■ **TASK**:
In full and without change, repeat the records shown below.

■ **ENTRIES SHOWN**:
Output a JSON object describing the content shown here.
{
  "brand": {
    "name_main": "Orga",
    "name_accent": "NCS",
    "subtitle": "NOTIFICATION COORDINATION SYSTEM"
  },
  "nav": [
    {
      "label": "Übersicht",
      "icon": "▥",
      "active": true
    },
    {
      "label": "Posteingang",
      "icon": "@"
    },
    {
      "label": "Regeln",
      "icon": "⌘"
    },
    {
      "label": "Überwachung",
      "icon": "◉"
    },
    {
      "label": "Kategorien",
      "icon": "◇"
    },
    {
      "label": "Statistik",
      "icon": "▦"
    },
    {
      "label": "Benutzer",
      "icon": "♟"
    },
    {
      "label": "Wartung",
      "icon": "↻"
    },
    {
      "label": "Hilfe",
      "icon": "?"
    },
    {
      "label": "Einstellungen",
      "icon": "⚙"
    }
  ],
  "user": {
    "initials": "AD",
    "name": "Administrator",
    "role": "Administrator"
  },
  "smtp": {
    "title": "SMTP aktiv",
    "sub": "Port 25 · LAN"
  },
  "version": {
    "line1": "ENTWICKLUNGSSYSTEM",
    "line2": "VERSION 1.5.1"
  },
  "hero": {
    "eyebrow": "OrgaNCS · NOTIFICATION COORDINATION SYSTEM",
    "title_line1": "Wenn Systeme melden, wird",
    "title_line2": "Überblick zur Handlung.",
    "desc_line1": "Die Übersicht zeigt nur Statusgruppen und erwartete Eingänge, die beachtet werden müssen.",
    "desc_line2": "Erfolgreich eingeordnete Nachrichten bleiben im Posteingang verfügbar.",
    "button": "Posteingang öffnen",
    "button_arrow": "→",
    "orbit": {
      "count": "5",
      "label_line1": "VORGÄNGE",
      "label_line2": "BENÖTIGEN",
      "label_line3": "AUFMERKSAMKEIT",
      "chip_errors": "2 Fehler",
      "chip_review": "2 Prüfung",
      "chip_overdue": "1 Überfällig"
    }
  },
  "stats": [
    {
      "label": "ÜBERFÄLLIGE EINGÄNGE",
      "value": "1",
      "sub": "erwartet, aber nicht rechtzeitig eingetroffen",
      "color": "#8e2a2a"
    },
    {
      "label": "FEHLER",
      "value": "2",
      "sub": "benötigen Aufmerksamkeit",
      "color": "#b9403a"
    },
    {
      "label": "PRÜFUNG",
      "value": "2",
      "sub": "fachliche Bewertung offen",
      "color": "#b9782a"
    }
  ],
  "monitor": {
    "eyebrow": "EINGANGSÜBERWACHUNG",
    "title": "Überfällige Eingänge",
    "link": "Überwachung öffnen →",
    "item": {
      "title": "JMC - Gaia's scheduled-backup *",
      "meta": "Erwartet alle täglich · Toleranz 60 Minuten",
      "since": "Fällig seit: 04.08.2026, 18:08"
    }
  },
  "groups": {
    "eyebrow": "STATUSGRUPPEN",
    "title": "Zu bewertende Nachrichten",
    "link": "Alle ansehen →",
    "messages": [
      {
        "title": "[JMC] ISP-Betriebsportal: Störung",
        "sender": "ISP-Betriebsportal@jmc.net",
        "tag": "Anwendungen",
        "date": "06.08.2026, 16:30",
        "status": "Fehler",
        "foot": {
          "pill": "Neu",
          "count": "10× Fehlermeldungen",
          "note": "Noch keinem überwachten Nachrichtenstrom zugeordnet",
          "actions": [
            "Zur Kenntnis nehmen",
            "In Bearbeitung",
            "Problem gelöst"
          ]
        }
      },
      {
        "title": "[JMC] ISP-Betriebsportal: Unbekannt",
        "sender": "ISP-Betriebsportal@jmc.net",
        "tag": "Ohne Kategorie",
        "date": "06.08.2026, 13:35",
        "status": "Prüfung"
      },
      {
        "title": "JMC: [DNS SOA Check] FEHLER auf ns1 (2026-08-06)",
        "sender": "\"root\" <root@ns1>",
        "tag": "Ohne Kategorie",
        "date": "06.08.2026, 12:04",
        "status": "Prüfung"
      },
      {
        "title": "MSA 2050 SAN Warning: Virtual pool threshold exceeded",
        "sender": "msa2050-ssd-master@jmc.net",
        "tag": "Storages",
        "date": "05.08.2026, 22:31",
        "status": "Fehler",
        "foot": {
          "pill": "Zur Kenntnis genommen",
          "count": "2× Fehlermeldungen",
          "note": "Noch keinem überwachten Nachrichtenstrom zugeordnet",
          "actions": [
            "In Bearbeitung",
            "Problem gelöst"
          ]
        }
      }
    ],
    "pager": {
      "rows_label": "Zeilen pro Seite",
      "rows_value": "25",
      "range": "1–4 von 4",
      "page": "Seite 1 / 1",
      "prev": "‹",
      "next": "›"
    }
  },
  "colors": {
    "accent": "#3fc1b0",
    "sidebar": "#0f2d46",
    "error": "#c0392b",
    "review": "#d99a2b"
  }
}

■ **PROBLEM SOLUTION**:
Output a JSON object describing the content shown here.
{
  "brand": {
    "name_main": "Orga",
    "name_accent": "NCS",
    "subtitle": "NOTIFICATION COORDINATION SYSTEM"
  },
  "nav": [
    {
      "label": "Übersicht",
      "icon": "▥",
      "active": true
    },
    {
      "label": "Posteingang",
      "icon": "@"
    },
    {
      "label": "Regeln",
      "icon": "⌘"
    },
    {
      "label": "Überwachung",
      "icon": "◉"
    },
    {
      "label": "Kategorien",
      "icon": "◇"
    },
    {
      "label": "Statistik",
      "icon": "▦"
    },
    {
      "label": "Benutzer",
      "icon": "♟"
    },
    {
      "label": "Wartung",
      "icon": "↻"
    },
    {
      "label": "Hilfe",
      "icon": "?"
    },
    {
      "label": "Einstellungen",
      "icon": "⚙"
    }
  ],
  "user": {
    "initials": "AD",
    "name": "Administrator",
    "role": "Administrator"
  },
  "smtp": {
    "title": "SMTP aktiv",
    "sub": "Port 25 · LAN"
  },
  "version": {
    "line1": "ENTWICKLUNGSSYSTEM",
    "line2": "VERSION 1.5.1"
  },
  "hero": {
    "eyebrow": "OrgaNCS · NOTIFICATION COORDINATION SYSTEM",
    "title_line1": "Wenn Systeme melden, wird",
    "title_line2": "Überblick zur Handlung.",
    "desc_line1": "Die Übersicht zeigt nur Statusgruppen und erwartete Eingänge, die beachtet werden müssen.",
    "desc_line2": "Erfolgreich eingeordnete Nachrichten bleiben im Posteingang verfügbar.",
    "button": "Posteingang öffnen",
    "button_arrow": "→",
    "orbit": {
      "count": "5",
      "label_line1": "VORGÄNGE",
      "label_line2": "BENÖTIGEN",
      "label_line3": "AUFMERKSAMKEIT",
      "chip_errors": "2 Fehler",
      "chip_review": "2 Prüfung",
      "chip_overdue": "1 Überfällig"
    }
  },
  "stats": [
    {
      "label": "ÜBERFÄLLIGE EINGÄNGE",
      "value": "1",
      "sub": "erwartet, aber nicht rechtzeitig eingetroffen",
      "color": "#8e2a2a"
    },
    {
      "label": "FEHLER",
      "value": "2",
      "sub": "benötigen Aufmerksamkeit",
      "color": "#b9403a"
    },
    {
      "label": "PRÜFUNG",
      "value": "2",
      "sub": "fachliche Bewertung offen",
      "color": "#b9782a"
    }
  ],
  "monitor": {
    "eyebrow": "EINGANGSÜBERWACHUNG",
    "title": "Überfällige Eingänge",
    "link": "Überwachung öffnen →",
    "item": {
      "title": "JMC - Gaia's scheduled-backup *",
      "meta": "Erwartet alle täglich · Toleranz 60 Minuten",
      "since": "Fällig seit: 04.08.2026, 18:08"
    }
  },
  "groups": {
    "eyebrow": "STATUSGRUPPEN",
    "title": "Zu bewertende Nachrichten",
    "link": "Alle ansehen →",
    "messages": [
      {
        "title": "[JMC] ISP-Betriebsportal: Störung",
        "sender": "ISP-Betriebsportal@jmc.net",
        "tag": "Anwendungen",
        "date": "06.08.2026, 16:30",
        "status": "Fehler",
        "foot": {
          "pill": "Neu",
          "count": "10× Fehlermeldungen",
          "note": "Noch keinem überwachten Nachrichtenstrom zugeordnet",
          "actions": [
            "Zur Kenntnis nehmen",
            "In Bearbeitung",
            "Problem gelöst"
          ]
        }
      },
      {
        "title": "[JMC] ISP-Betriebsportal: Unbekannt",
        "sender": "ISP-Betriebsportal@jmc.net",
        "tag": "Ohne Kategorie",
        "date": "06.08.2026, 13:35",
        "status": "Prüfung"
      },
      {
        "title": "JMC: [DNS SOA Check] FEHLER auf ns1 (2026-08-06)",
        "sender": "\"root\" <root@ns1>",
        "tag": "Ohne Kategorie",
        "date": "06.08.2026, 12:04",
        "status": "Prüfung"
      },
      {
        "title": "MSA 2050 SAN Warning: Virtual pool threshold exceeded",
        "sender": "msa2050-ssd-master@jmc.net",
        "tag": "Storages",
        "date": "05.08.2026, 22:31",
        "status": "Fehler",
        "foot": {
          "pill": "Zur Kenntnis genommen",
          "count": "2× Fehlermeldungen",
          "note": "Noch keinem überwachten Nachrichtenstrom zugeordnet",
          "actions": [
            "In Bearbeitung",
            "Problem gelöst"
          ]
        }
      }
    ],
    "pager": {
      "rows_label": "Zeilen pro Seite",
      "rows_value": "25",
      "range": "1–4 von 4",
      "page": "Seite 1 / 1",
      "prev": "‹",
      "next": "›"
    }
  },
  "colors": {
    "accent": "#3fc1b0",
    "sidebar": "#0f2d46",
    "error": "#c0392b",
    "review": "#d99a2b"
  }
}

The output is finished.